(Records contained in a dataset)
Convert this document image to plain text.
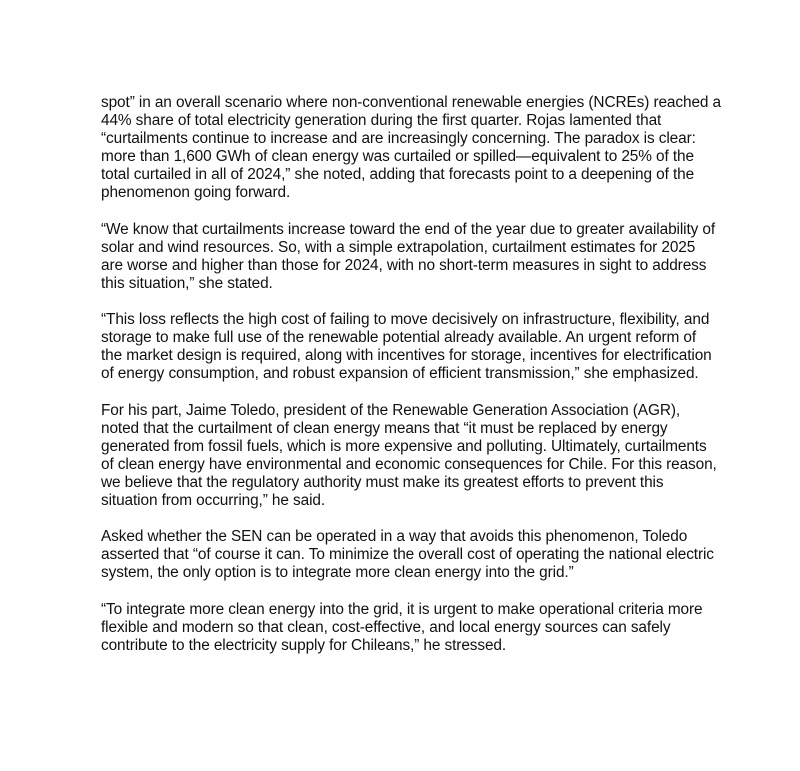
spot” in an overall scenario where non-conventional renewable energies (NCREs) reached a 44% share of total electricity generation during the first quarter. Rojas lamented that “curtailments continue to increase and are increasingly concerning. The paradox is clear: more than 1,600 GWh of clean energy was curtailed or spilled—equivalent to 25% of the total curtailed in all of 2024,” she noted, adding that forecasts point to a deepening of the phenomenon going forward.

“We know that curtailments increase toward the end of the year due to greater availability of solar and wind resources. So, with a simple extrapolation, curtailment estimates for 2025 are worse and higher than those for 2024, with no short-term measures in sight to address this situation,” she stated.

“This loss reflects the high cost of failing to move decisively on infrastructure, flexibility, and storage to make full use of the renewable potential already available. An urgent reform of the market design is required, along with incentives for storage, incentives for electrification of energy consumption, and robust expansion of efficient transmission,” she emphasized.

For his part, Jaime Toledo, president of the Renewable Generation Association (AGR), noted that the curtailment of clean energy means that “it must be replaced by energy generated from fossil fuels, which is more expensive and polluting. Ultimately, curtailments of clean energy have environmental and economic consequences for Chile. For this reason, we believe that the regulatory authority must make its greatest efforts to prevent this situation from occurring,” he said.

Asked whether the SEN can be operated in a way that avoids this phenomenon, Toledo asserted that “of course it can. To minimize the overall cost of operating the national electric system, the only option is to integrate more clean energy into the grid.”

“To integrate more clean energy into the grid, it is urgent to make operational criteria more flexible and modern so that clean, cost-effective, and local energy sources can safely contribute to the electricity supply for Chileans,” he stressed.
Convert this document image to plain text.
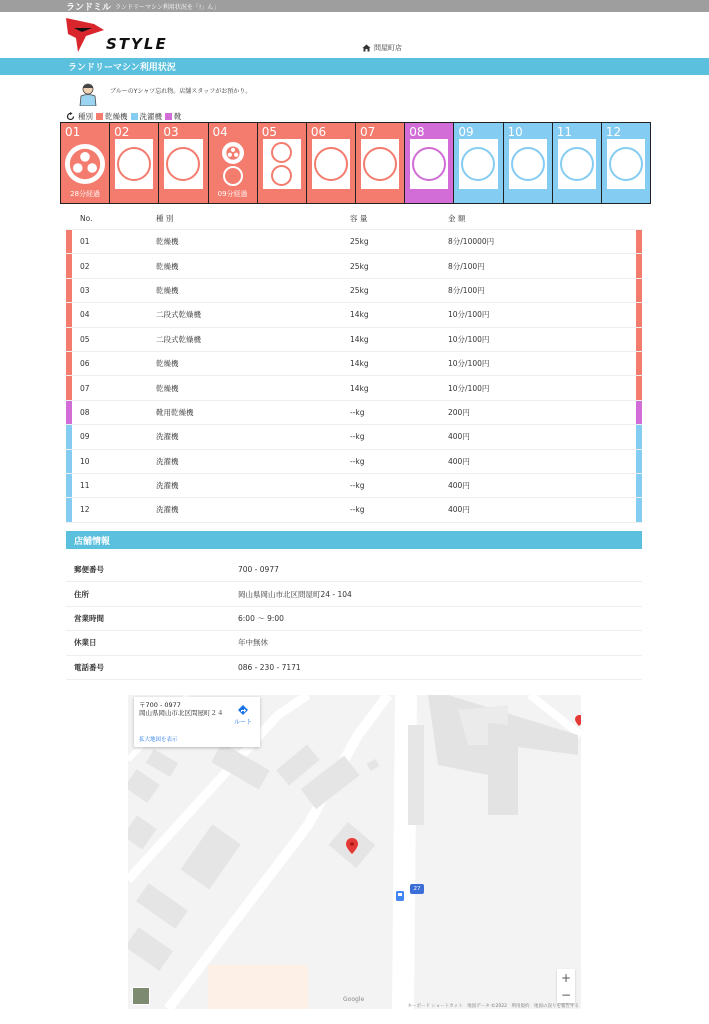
ランドミル ランドリーマシン利用状況を「!」ん」
STYLE	問屋町店
ランドリーマシン利用状況
ブルーのYシャツ忘れ物。店舗スタッフがお預かり。
種別 乾燥機 洗濯機 靴
01
28分経過
02	03	04
09分経過
05	06	07	08	09	10	11	12
No.	種 別	容 量	金 額
01	乾燥機	25kg	8分/10000円
02	乾燥機	25kg	8分/100円
03	乾燥機	25kg	8分/100円
04	二段式乾燥機	14kg	10分/100円
05	二段式乾燥機	14kg	10分/100円
06	乾燥機	14kg	10分/100円
07	乾燥機	14kg	10分/100円
08	靴用乾燥機	--kg	200円
09	洗濯機	--kg	400円
10	洗濯機	--kg	400円
11	洗濯機	--kg	400円
12	洗濯機	--kg	400円
店舗情報
郵便番号	700 - 0977
住所	岡山県岡山市北区問屋町24 - 104
営業時間	6:00 〜 9:00
休業日	年中無休
電話番号	086 - 230 - 7171
27
〒700 - 0977
岡山県岡山市北区問屋町２４
ルート
拡大地図を表示
Google
+
−
キーボード ショートカット　地図データ ©2022　利用規約　地図の誤りを報告する
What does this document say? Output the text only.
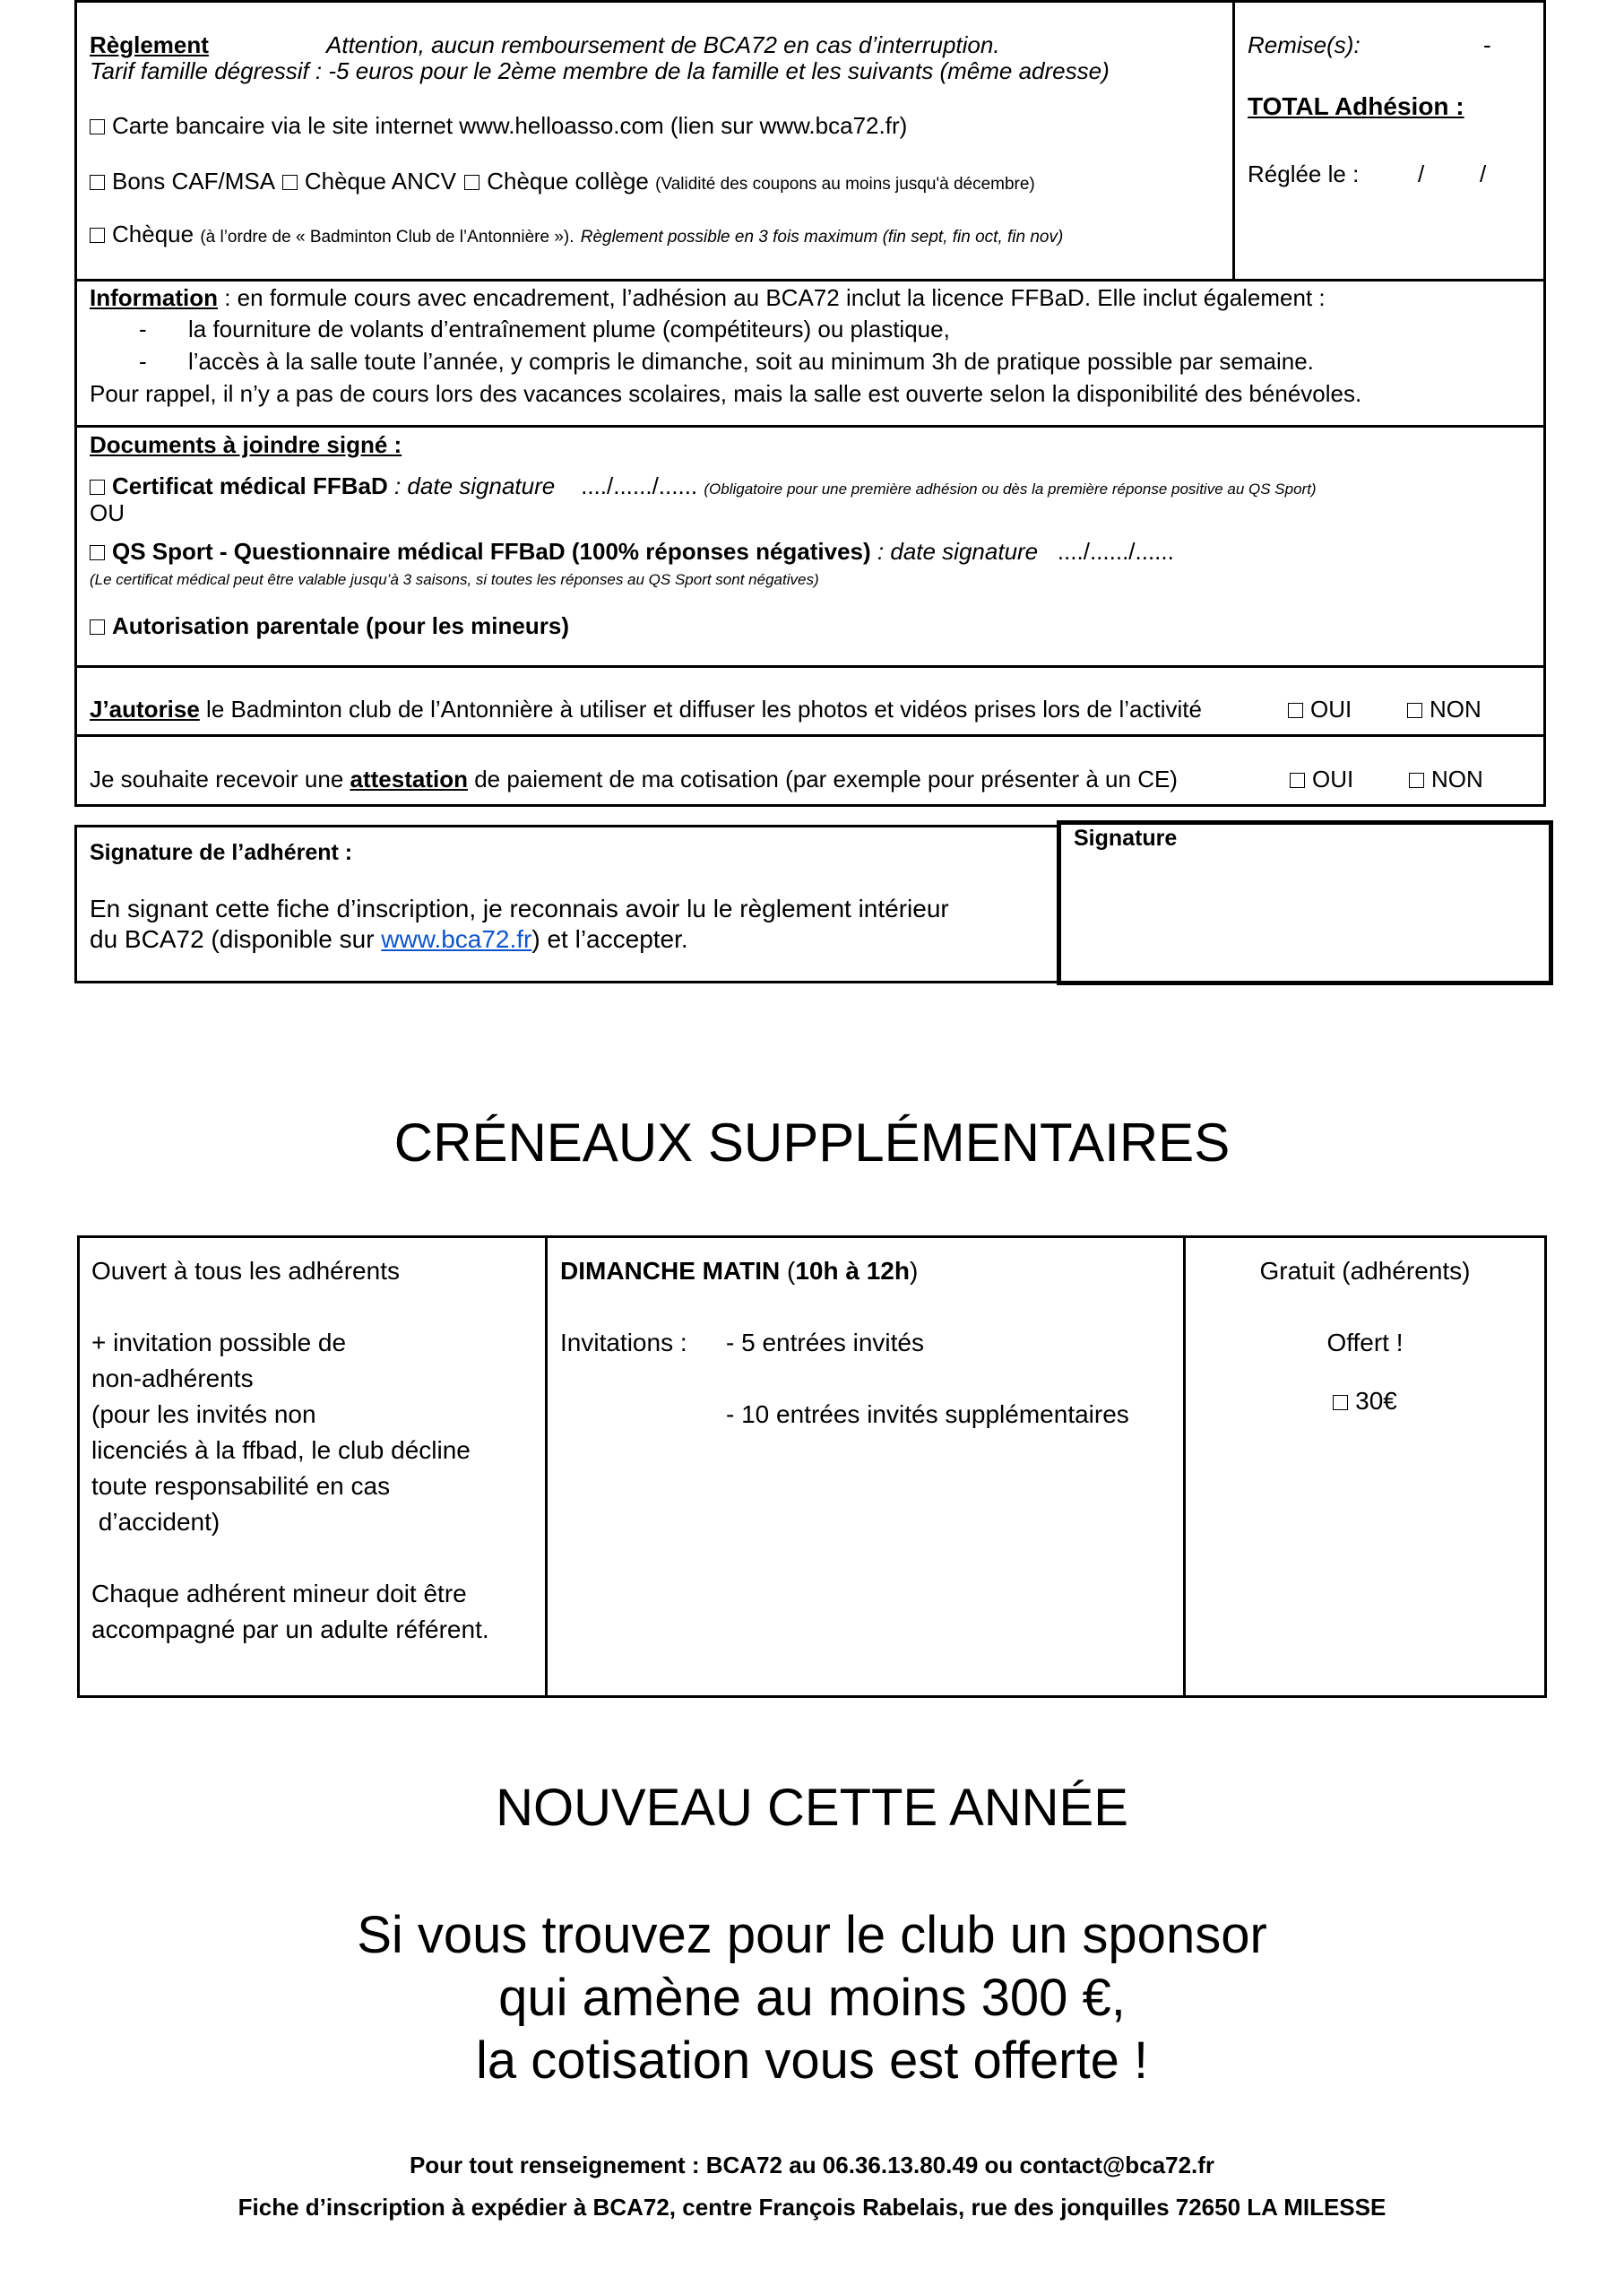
Règlement	Attention, aucun remboursement de BCA72 en cas d’interruption.
Tarif famille dégressif : -5 euros pour le 2ème membre de la famille et les suivants (même adresse)
Carte bancaire via le site internet www.helloasso.com (lien sur www.bca72.fr)
Bons CAF/MSA Chèque ANCV Chèque collège (Validité des coupons au moins jusqu'à décembre)
Chèque (à l’ordre de « Badminton Club de l’Antonnière »). Règlement possible en 3 fois maximum (fin sept, fin oct, fin nov)
Remise(s):	-
TOTAL Adhésion :
Réglée le :	/ /
Information : en formule cours avec encadrement, l’adhésion au BCA72 inclut la licence FFBaD. Elle inclut également :
- la fourniture de volants d’entraînement plume (compétiteurs) ou plastique,
- l’accès à la salle toute l’année, y compris le dimanche, soit au minimum 3h de pratique possible par semaine.
Pour rappel, il n’y a pas de cours lors des vacances scolaires, mais la salle est ouverte selon la disponibilité des bénévoles.
Documents à joindre signé :
Certificat médical FFBaD : date signature    ..../....../...... (Obligatoire pour une première adhésion ou dès la première réponse positive au QS Sport)
OU
QS Sport - Questionnaire médical FFBaD (100% réponses négatives) : date signature   ..../....../......
(Le certificat médical peut être valable jusqu’à 3 saisons, si toutes les réponses au QS Sport sont négatives)
Autorisation parentale (pour les mineurs)
J’autorise le Badminton club de l’Antonnière à utiliser et diffuser les photos et vidéos prises lors de l’activité	OUI	NON
Je souhaite recevoir une attestation de paiement de ma cotisation (par exemple pour présenter à un CE)	OUI	NON
Signature de l’adhérent :
En signant cette fiche d’inscription, je reconnais avoir lu le règlement intérieur
du BCA72 (disponible sur www.bca72.fr) et l’accepter.
Signature
CRÉNEAUX SUPPLÉMENTAIRES
Ouvert à tous les adhérents
+ invitation possible de
non-adhérents
(pour les invités non
licenciés à la ffbad, le club décline
toute responsabilité en cas
d’accident)
Chaque adhérent mineur doit être
accompagné par un adulte référent.
DIMANCHE MATIN (10h à 12h)
Invitations : - 5 entrées invités
- 10 entrées invités supplémentaires
Gratuit (adhérents)
Offert !
30€
NOUVEAU CETTE ANNÉE
Si vous trouvez pour le club un sponsor
qui amène au moins 300 €,
la cotisation vous est offerte !
Pour tout renseignement : BCA72 au 06.36.13.80.49 ou contact@bca72.fr
Fiche d’inscription à expédier à BCA72, centre François Rabelais, rue des jonquilles 72650 LA MILESSE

**GIVEN PROBLEM**
Send back the data above word for word, with the pictures left out.

**COMPLETE RESPONSE**
Convert this document image to plain text.
spot” in an overall scenario where non-conventional renewable energies (NCREs) reached a 44% share of total electricity generation during the first quarter. Rojas lamented that “curtailments continue to increase and are increasingly concerning. The paradox is clear: more than 1,600 GWh of clean energy was curtailed or spilled—equivalent to 25% of the total curtailed in all of 2024,” she noted, adding that forecasts point to a deepening of the phenomenon going forward.

“We know that curtailments increase toward the end of the year due to greater availability of solar and wind resources. So, with a simple extrapolation, curtailment estimates for 2025 are worse and higher than those for 2024, with no short-term measures in sight to address this situation,” she stated.

“This loss reflects the high cost of failing to move decisively on infrastructure, flexibility, and storage to make full use of the renewable potential already available. An urgent reform of the market design is required, along with incentives for storage, incentives for electrification of energy consumption, and robust expansion of efficient transmission,” she emphasized.

For his part, Jaime Toledo, president of the Renewable Generation Association (AGR), noted that the curtailment of clean energy means that “it must be replaced by energy generated from fossil fuels, which is more expensive and polluting. Ultimately, curtailments of clean energy have environmental and economic consequences for Chile. For this reason, we believe that the regulatory authority must make its greatest efforts to prevent this situation from occurring,” he said.

Asked whether the SEN can be operated in a way that avoids this phenomenon, Toledo asserted that “of course it can. To minimize the overall cost of operating the national electric system, the only option is to integrate more clean energy into the grid.”

“To integrate more clean energy into the grid, it is urgent to make operational criteria more flexible and modern so that clean, cost-effective, and local energy sources can safely contribute to the electricity supply for Chileans,” he stressed.
Convert this document image to plain text.
ランドミル ランドリーマシン利用状況を「!」ん」
STYLE	問屋町店
ランドリーマシン利用状況
ブルーのYシャツ忘れ物。店舗スタッフがお預かり。
種別 乾燥機 洗濯機 靴
01
28分経過
02	03	04
09分経過
05	06	07	08	09	10	11	12
No.	種 別	容 量	金 額
01	乾燥機	25kg	8分/10000円
02	乾燥機	25kg	8分/100円
03	乾燥機	25kg	8分/100円
04	二段式乾燥機	14kg	10分/100円
05	二段式乾燥機	14kg	10分/100円
06	乾燥機	14kg	10分/100円
07	乾燥機	14kg	10分/100円
08	靴用乾燥機	--kg	200円
09	洗濯機	--kg	400円
10	洗濯機	--kg	400円
11	洗濯機	--kg	400円
12	洗濯機	--kg	400円
店舗情報
郵便番号	700 - 0977
住所	岡山県岡山市北区問屋町24 - 104
営業時間	6:00 〜 9:00
休業日	年中無休
電話番号	086 - 230 - 7171
27
〒700 - 0977
岡山県岡山市北区問屋町２４
ルート
拡大地図を表示
Google
+
−
キーボード ショートカット　地図データ ©2022　利用規約　地図の誤りを報告する
What does this document say? Output the text only.
Règlement	Attention, aucun remboursement de BCA72 en cas d’interruption.
Tarif famille dégressif : -5 euros pour le 2ème membre de la famille et les suivants (même adresse)
Carte bancaire via le site internet www.helloasso.com (lien sur www.bca72.fr)
Bons CAF/MSA Chèque ANCV Chèque collège (Validité des coupons au moins jusqu'à décembre)
Chèque (à l’ordre de « Badminton Club de l’Antonnière »). Règlement possible en 3 fois maximum (fin sept, fin oct, fin nov)
Remise(s):	-
TOTAL Adhésion :
Réglée le :	/ /
Information : en formule cours avec encadrement, l’adhésion au BCA72 inclut la licence FFBaD. Elle inclut également :
- la fourniture de volants d’entraînement plume (compétiteurs) ou plastique,
- l’accès à la salle toute l’année, y compris le dimanche, soit au minimum 3h de pratique possible par semaine.
Pour rappel, il n’y a pas de cours lors des vacances scolaires, mais la salle est ouverte selon la disponibilité des bénévoles.
Documents à joindre signé :
Certificat médical FFBaD : date signature    ..../....../...... (Obligatoire pour une première adhésion ou dès la première réponse positive au QS Sport)
OU
QS Sport - Questionnaire médical FFBaD (100% réponses négatives) : date signature   ..../....../......
(Le certificat médical peut être valable jusqu’à 3 saisons, si toutes les réponses au QS Sport sont négatives)
Autorisation parentale (pour les mineurs)
J’autorise le Badminton club de l’Antonnière à utiliser et diffuser les photos et vidéos prises lors de l’activité	OUI	NON
Je souhaite recevoir une attestation de paiement de ma cotisation (par exemple pour présenter à un CE)	OUI	NON
Signature de l’adhérent :
En signant cette fiche d’inscription, je reconnais avoir lu le règlement intérieur
du BCA72 (disponible sur www.bca72.fr) et l’accepter.
Signature
CRÉNEAUX SUPPLÉMENTAIRES
Ouvert à tous les adhérents
+ invitation possible de
non-adhérents
(pour les invités non
licenciés à la ffbad, le club décline
toute responsabilité en cas
d’accident)
Chaque adhérent mineur doit être
accompagné par un adulte référent.
DIMANCHE MATIN (10h à 12h)
Invitations : - 5 entrées invités
- 10 entrées invités supplémentaires
Gratuit (adhérents)
Offert !
30€
NOUVEAU CETTE ANNÉE
Si vous trouvez pour le club un sponsor
qui amène au moins 300 €,
la cotisation vous est offerte !
Pour tout renseignement : BCA72 au 06.36.13.80.49 ou contact@bca72.fr
Fiche d’inscription à expédier à BCA72, centre François Rabelais, rue des jonquilles 72650 LA MILESSE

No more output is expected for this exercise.